--- Start of Records provided ---

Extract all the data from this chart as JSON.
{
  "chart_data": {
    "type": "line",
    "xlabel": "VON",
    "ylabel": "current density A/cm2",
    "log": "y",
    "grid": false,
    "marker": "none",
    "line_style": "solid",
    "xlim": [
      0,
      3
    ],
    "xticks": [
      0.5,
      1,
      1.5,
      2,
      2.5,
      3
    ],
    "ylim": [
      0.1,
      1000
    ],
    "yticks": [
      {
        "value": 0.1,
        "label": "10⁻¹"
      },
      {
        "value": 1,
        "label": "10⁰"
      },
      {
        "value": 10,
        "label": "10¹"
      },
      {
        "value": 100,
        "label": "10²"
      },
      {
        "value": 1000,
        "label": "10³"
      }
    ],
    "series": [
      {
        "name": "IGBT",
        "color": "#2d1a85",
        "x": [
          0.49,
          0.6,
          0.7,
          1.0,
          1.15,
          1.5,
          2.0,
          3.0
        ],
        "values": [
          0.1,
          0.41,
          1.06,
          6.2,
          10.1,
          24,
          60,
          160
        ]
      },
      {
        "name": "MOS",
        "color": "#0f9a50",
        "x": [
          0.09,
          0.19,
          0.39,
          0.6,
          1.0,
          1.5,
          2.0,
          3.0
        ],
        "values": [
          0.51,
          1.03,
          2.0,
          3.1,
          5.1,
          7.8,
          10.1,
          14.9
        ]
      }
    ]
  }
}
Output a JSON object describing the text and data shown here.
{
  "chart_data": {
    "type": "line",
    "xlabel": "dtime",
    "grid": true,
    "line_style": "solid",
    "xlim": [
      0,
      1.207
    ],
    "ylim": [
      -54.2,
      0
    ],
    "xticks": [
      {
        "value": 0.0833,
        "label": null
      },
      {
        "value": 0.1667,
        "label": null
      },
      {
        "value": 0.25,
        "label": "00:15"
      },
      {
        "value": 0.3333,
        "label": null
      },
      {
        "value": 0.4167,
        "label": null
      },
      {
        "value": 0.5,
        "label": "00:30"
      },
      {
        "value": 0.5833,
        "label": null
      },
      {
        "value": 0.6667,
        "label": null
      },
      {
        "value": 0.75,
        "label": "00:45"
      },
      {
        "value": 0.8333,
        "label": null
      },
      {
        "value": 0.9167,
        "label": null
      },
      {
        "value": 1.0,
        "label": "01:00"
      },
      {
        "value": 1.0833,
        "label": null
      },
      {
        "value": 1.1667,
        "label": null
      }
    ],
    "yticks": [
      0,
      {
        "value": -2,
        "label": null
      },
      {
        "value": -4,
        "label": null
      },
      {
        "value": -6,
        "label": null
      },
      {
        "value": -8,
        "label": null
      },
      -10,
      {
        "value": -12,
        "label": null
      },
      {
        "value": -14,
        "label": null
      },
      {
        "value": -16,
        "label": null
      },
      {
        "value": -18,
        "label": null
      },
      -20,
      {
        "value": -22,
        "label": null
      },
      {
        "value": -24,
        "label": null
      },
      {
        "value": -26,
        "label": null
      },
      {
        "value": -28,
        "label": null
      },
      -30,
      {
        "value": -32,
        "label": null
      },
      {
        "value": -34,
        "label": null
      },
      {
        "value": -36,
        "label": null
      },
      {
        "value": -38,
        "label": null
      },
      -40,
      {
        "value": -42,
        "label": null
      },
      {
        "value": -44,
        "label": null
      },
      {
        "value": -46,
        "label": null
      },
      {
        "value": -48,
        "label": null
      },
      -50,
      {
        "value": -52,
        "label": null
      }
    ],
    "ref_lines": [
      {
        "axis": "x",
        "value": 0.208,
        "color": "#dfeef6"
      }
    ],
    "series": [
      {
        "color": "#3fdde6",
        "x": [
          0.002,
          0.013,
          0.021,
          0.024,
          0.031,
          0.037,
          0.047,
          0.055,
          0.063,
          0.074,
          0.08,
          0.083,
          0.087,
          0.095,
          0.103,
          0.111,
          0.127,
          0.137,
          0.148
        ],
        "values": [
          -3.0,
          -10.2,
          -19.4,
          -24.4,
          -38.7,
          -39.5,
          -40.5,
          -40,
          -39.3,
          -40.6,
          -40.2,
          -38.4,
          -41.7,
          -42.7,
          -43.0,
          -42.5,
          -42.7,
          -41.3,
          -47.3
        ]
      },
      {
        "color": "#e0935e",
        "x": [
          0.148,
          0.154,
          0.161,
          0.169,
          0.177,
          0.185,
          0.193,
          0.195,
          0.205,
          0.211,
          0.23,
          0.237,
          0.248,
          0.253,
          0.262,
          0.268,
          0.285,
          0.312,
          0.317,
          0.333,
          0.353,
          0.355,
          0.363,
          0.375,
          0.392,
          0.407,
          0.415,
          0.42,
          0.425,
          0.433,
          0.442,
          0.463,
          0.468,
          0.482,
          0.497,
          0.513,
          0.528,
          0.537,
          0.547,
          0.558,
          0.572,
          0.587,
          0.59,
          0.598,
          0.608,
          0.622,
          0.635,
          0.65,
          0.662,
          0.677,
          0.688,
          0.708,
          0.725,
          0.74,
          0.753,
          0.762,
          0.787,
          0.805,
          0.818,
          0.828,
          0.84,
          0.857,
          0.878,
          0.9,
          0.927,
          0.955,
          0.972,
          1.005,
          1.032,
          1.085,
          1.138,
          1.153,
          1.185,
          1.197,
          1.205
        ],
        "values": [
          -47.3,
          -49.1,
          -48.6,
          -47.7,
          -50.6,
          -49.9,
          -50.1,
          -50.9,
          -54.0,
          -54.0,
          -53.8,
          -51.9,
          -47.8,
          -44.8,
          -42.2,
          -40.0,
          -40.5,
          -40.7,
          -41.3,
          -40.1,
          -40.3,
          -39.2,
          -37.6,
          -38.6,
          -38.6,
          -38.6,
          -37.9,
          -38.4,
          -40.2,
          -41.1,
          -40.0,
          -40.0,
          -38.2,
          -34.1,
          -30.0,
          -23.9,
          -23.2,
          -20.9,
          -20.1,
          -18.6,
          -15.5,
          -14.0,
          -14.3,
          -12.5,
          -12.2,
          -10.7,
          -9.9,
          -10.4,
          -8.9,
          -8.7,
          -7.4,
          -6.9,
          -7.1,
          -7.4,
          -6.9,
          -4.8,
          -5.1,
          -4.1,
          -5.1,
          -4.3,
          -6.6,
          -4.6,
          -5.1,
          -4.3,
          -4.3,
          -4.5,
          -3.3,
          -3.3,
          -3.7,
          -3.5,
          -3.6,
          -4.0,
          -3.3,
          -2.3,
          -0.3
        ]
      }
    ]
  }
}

--- End of Records provided ---

- _What the exercise asks_: Extract each line from the listing above, please, and repeat it exactly.

- _Full response_:
Extract all the data from this chart as JSON.
{
  "chart_data": {
    "type": "line",
    "xlabel": "VON",
    "ylabel": "current density A/cm2",
    "log": "y",
    "grid": false,
    "marker": "none",
    "line_style": "solid",
    "xlim": [
      0,
      3
    ],
    "xticks": [
      0.5,
      1,
      1.5,
      2,
      2.5,
      3
    ],
    "ylim": [
      0.1,
      1000
    ],
    "yticks": [
      {
        "value": 0.1,
        "label": "10⁻¹"
      },
      {
        "value": 1,
        "label": "10⁰"
      },
      {
        "value": 10,
        "label": "10¹"
      },
      {
        "value": 100,
        "label": "10²"
      },
      {
        "value": 1000,
        "label": "10³"
      }
    ],
    "series": [
      {
        "name": "IGBT",
        "color": "#2d1a85",
        "x": [
          0.49,
          0.6,
          0.7,
          1.0,
          1.15,
          1.5,
          2.0,
          3.0
        ],
        "values": [
          0.1,
          0.41,
          1.06,
          6.2,
          10.1,
          24,
          60,
          160
        ]
      },
      {
        "name": "MOS",
        "color": "#0f9a50",
        "x": [
          0.09,
          0.19,
          0.39,
          0.6,
          1.0,
          1.5,
          2.0,
          3.0
        ],
        "values": [
          0.51,
          1.03,
          2.0,
          3.1,
          5.1,
          7.8,
          10.1,
          14.9
        ]
      }
    ]
  }
}
Output a JSON object describing the text and data shown here.
{
  "chart_data": {
    "type": "line",
    "xlabel": "dtime",
    "grid": true,
    "line_style": "solid",
    "xlim": [
      0,
      1.207
    ],
    "ylim": [
      -54.2,
      0
    ],
    "xticks": [
      {
        "value": 0.0833,
        "label": null
      },
      {
        "value": 0.1667,
        "label": null
      },
      {
        "value": 0.25,
        "label": "00:15"
      },
      {
        "value": 0.3333,
        "label": null
      },
      {
        "value": 0.4167,
        "label": null
      },
      {
        "value": 0.5,
        "label": "00:30"
      },
      {
        "value": 0.5833,
        "label": null
      },
      {
        "value": 0.6667,
        "label": null
      },
      {
        "value": 0.75,
        "label": "00:45"
      },
      {
        "value": 0.8333,
        "label": null
      },
      {
        "value": 0.9167,
        "label": null
      },
      {
        "value": 1.0,
        "label": "01:00"
      },
      {
        "value": 1.0833,
        "label": null
      },
      {
        "value": 1.1667,
        "label": null
      }
    ],
    "yticks": [
      0,
      {
        "value": -2,
        "label": null
      },
      {
        "value": -4,
        "label": null
      },
      {
        "value": -6,
        "label": null
      },
      {
        "value": -8,
        "label": null
      },
      -10,
      {
        "value": -12,
        "label": null
      },
      {
        "value": -14,
        "label": null
      },
      {
        "value": -16,
        "label": null
      },
      {
        "value": -18,
        "label": null
      },
      -20,
      {
        "value": -22,
        "label": null
      },
      {
        "value": -24,
        "label": null
      },
      {
        "value": -26,
        "label": null
      },
      {
        "value": -28,
        "label": null
      },
      -30,
      {
        "value": -32,
        "label": null
      },
      {
        "value": -34,
        "label": null
      },
      {
        "value": -36,
        "label": null
      },
      {
        "value": -38,
        "label": null
      },
      -40,
      {
        "value": -42,
        "label": null
      },
      {
        "value": -44,
        "label": null
      },
      {
        "value": -46,
        "label": null
      },
      {
        "value": -48,
        "label": null
      },
      -50,
      {
        "value": -52,
        "label": null
      }
    ],
    "ref_lines": [
      {
        "axis": "x",
        "value": 0.208,
        "color": "#dfeef6"
      }
    ],
    "series": [
      {
        "color": "#3fdde6",
        "x": [
          0.002,
          0.013,
          0.021,
          0.024,
          0.031,
          0.037,
          0.047,
          0.055,
          0.063,
          0.074,
          0.08,
          0.083,
          0.087,
          0.095,
          0.103,
          0.111,
          0.127,
          0.137,
          0.148
        ],
        "values": [
          -3.0,
          -10.2,
          -19.4,
          -24.4,
          -38.7,
          -39.5,
          -40.5,
          -40,
          -39.3,
          -40.6,
          -40.2,
          -38.4,
          -41.7,
          -42.7,
          -43.0,
          -42.5,
          -42.7,
          -41.3,
          -47.3
        ]
      },
      {
        "color": "#e0935e",
        "x": [
          0.148,
          0.154,
          0.161,
          0.169,
          0.177,
          0.185,
          0.193,
          0.195,
          0.205,
          0.211,
          0.23,
          0.237,
          0.248,
          0.253,
          0.262,
          0.268,
          0.285,
          0.312,
          0.317,
          0.333,
          0.353,
          0.355,
          0.363,
          0.375,
          0.392,
          0.407,
          0.415,
          0.42,
          0.425,
          0.433,
          0.442,
          0.463,
          0.468,
          0.482,
          0.497,
          0.513,
          0.528,
          0.537,
          0.547,
          0.558,
          0.572,
          0.587,
          0.59,
          0.598,
          0.608,
          0.622,
          0.635,
          0.65,
          0.662,
          0.677,
          0.688,
          0.708,
          0.725,
          0.74,
          0.753,
          0.762,
          0.787,
          0.805,
          0.818,
          0.828,
          0.84,
          0.857,
          0.878,
          0.9,
          0.927,
          0.955,
          0.972,
          1.005,
          1.032,
          1.085,
          1.138,
          1.153,
          1.185,
          1.197,
          1.205
        ],
        "values": [
          -47.3,
          -49.1,
          -48.6,
          -47.7,
          -50.6,
          -49.9,
          -50.1,
          -50.9,
          -54.0,
          -54.0,
          -53.8,
          -51.9,
          -47.8,
          -44.8,
          -42.2,
          -40.0,
          -40.5,
          -40.7,
          -41.3,
          -40.1,
          -40.3,
          -39.2,
          -37.6,
          -38.6,
          -38.6,
          -38.6,
          -37.9,
          -38.4,
          -40.2,
          -41.1,
          -40.0,
          -40.0,
          -38.2,
          -34.1,
          -30.0,
          -23.9,
          -23.2,
          -20.9,
          -20.1,
          -18.6,
          -15.5,
          -14.0,
          -14.3,
          -12.5,
          -12.2,
          -10.7,
          -9.9,
          -10.4,
          -8.9,
          -8.7,
          -7.4,
          -6.9,
          -7.1,
          -7.4,
          -6.9,
          -4.8,
          -5.1,
          -4.1,
          -5.1,
          -4.3,
          -6.6,
          -4.6,
          -5.1,
          -4.3,
          -4.3,
          -4.5,
          -3.3,
          -3.3,
          -3.7,
          -3.5,
          -3.6,
          -4.0,
          -3.3,
          -2.3,
          -0.3
        ]
      }
    ]
  }
}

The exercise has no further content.